(Saved entries)

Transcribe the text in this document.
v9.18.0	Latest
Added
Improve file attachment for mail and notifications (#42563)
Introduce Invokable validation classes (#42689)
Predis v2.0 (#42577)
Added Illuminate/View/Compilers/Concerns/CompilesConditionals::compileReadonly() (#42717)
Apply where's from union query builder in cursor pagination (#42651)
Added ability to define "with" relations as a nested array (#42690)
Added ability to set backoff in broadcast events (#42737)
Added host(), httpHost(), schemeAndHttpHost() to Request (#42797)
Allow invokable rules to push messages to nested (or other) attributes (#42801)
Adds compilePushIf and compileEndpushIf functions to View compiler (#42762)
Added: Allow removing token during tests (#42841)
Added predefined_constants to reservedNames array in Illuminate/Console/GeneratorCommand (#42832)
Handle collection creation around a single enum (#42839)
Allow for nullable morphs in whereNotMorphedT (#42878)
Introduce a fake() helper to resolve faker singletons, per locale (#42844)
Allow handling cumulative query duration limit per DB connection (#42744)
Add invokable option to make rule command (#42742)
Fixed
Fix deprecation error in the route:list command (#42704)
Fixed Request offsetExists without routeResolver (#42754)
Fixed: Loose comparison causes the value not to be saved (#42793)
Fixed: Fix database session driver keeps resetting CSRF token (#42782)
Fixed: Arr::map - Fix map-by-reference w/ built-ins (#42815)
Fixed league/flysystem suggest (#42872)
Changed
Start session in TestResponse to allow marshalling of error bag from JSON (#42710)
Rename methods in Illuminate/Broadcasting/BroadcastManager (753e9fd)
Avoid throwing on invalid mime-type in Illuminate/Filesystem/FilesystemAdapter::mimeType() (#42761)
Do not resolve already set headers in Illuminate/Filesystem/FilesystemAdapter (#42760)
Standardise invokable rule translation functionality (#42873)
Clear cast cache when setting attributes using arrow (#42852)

* **GOAL**
Each line above must be reproduced exactly as it stands.

* **EXERCISE ANSWER**
Transcribe the text in this document.
v9.18.0	Latest
Added
Improve file attachment for mail and notifications (#42563)
Introduce Invokable validation classes (#42689)
Predis v2.0 (#42577)
Added Illuminate/View/Compilers/Concerns/CompilesConditionals::compileReadonly() (#42717)
Apply where's from union query builder in cursor pagination (#42651)
Added ability to define "with" relations as a nested array (#42690)
Added ability to set backoff in broadcast events (#42737)
Added host(), httpHost(), schemeAndHttpHost() to Request (#42797)
Allow invokable rules to push messages to nested (or other) attributes (#42801)
Adds compilePushIf and compileEndpushIf functions to View compiler (#42762)
Added: Allow removing token during tests (#42841)
Added predefined_constants to reservedNames array in Illuminate/Console/GeneratorCommand (#42832)
Handle collection creation around a single enum (#42839)
Allow for nullable morphs in whereNotMorphedT (#42878)
Introduce a fake() helper to resolve faker singletons, per locale (#42844)
Allow handling cumulative query duration limit per DB connection (#42744)
Add invokable option to make rule command (#42742)
Fixed
Fix deprecation error in the route:list command (#42704)
Fixed Request offsetExists without routeResolver (#42754)
Fixed: Loose comparison causes the value not to be saved (#42793)
Fixed: Fix database session driver keeps resetting CSRF token (#42782)
Fixed: Arr::map - Fix map-by-reference w/ built-ins (#42815)
Fixed league/flysystem suggest (#42872)
Changed
Start session in TestResponse to allow marshalling of error bag from JSON (#42710)
Rename methods in Illuminate/Broadcasting/BroadcastManager (753e9fd)
Avoid throwing on invalid mime-type in Illuminate/Filesystem/FilesystemAdapter::mimeType() (#42761)
Do not resolve already set headers in Illuminate/Filesystem/FilesystemAdapter (#42760)
Standardise invokable rule translation functionality (#42873)
Clear cast cache when setting attributes using arrow (#42852)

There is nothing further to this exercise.